> Directions for this task
Using the records provided below, locate and copy each line that contains the word "WERE".

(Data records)
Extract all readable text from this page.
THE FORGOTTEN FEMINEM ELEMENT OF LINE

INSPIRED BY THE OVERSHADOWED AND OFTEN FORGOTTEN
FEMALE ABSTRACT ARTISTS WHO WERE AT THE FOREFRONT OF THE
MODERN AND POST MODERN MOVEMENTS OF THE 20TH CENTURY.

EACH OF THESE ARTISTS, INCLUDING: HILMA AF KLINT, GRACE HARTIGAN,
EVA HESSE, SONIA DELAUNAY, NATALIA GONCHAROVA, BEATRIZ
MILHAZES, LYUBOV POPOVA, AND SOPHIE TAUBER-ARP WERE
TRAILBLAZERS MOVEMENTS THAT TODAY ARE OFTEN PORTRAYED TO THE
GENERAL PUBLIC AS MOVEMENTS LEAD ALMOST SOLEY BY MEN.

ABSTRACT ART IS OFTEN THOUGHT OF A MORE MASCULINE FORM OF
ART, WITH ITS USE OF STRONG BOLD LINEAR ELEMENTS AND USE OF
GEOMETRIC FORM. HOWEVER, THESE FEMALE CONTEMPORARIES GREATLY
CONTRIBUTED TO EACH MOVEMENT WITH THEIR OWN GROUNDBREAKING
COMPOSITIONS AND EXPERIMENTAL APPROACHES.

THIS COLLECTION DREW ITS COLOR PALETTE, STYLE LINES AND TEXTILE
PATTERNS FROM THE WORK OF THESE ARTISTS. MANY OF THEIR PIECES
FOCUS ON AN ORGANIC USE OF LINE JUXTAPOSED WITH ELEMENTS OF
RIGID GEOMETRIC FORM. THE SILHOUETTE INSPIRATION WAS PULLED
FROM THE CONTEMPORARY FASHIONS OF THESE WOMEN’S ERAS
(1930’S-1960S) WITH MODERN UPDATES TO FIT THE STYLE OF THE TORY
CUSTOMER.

> Answer to this exercise
FEMALE ABSTRACT ARTISTS WHO WERE AT THE FOREFRONT OF THE
MILHAZES, LYUBOV POPOVA, AND SOPHIE TAUBER-ARP WERE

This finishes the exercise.